* [RECORD SET]

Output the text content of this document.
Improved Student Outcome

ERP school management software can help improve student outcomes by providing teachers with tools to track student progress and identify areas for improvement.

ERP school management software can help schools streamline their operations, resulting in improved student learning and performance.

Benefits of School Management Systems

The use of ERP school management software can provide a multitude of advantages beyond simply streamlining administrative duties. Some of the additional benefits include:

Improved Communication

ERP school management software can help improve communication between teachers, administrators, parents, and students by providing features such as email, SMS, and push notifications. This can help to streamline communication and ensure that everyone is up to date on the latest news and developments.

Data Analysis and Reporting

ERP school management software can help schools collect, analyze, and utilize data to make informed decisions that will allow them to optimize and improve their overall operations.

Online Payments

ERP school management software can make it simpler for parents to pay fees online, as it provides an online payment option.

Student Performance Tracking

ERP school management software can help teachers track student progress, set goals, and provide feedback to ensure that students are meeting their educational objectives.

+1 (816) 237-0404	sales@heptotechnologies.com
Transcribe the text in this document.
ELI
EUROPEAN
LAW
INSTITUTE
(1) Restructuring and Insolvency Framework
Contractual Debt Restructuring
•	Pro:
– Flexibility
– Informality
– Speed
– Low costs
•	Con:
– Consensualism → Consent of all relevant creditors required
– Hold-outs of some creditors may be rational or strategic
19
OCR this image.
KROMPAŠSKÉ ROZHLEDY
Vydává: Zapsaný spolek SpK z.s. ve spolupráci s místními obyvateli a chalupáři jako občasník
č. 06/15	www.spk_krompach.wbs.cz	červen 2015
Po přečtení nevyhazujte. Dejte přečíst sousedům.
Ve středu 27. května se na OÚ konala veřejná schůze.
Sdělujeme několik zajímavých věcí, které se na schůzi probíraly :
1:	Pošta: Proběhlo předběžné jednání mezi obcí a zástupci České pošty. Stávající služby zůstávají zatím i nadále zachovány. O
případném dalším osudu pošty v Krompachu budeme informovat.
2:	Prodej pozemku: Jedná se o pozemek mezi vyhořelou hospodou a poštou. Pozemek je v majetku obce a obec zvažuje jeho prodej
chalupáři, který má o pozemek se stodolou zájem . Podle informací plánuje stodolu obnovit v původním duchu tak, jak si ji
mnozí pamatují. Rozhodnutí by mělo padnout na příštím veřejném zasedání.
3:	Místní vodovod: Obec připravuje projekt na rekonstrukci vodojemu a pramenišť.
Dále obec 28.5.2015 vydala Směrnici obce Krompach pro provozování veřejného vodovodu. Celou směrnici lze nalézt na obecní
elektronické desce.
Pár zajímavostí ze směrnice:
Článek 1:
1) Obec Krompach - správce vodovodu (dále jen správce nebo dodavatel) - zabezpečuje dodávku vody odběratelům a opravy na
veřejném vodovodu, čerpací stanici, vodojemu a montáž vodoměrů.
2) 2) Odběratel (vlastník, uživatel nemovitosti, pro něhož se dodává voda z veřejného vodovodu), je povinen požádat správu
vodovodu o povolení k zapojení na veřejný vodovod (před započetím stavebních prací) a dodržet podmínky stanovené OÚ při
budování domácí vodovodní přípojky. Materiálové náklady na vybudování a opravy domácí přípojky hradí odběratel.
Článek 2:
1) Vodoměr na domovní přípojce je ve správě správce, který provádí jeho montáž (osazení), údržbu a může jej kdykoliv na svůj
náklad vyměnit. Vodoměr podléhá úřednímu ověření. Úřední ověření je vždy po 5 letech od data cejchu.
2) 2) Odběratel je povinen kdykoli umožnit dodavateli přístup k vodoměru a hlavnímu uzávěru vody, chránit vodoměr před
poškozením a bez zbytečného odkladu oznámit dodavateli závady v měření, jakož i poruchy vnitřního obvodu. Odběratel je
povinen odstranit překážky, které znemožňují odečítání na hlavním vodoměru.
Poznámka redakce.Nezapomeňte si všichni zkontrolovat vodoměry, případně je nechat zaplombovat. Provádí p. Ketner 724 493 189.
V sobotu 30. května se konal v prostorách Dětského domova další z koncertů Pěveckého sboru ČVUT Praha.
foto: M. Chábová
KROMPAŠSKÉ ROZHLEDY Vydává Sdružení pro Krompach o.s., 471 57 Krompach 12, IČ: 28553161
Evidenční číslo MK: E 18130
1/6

* [DIRECTIONS FOR THIS TASK] Check each line of the records for "teachers" and copy the ones that contain it.

* [WRITTEN REPLY]
ERP school management software can help improve student outcomes by providing teachers with tools to track student progress and identify areas for improvement.
ERP school management software can help improve communication between teachers, administrators, parents, and students by providing features such as email, SMS, and push notifications. This can help to streamline communication and ensure that everyone is up to date on the latest news and developments.
ERP school management software can help teachers track student progress, set goals, and provide feedback to ensure that students are meeting their educational objectives.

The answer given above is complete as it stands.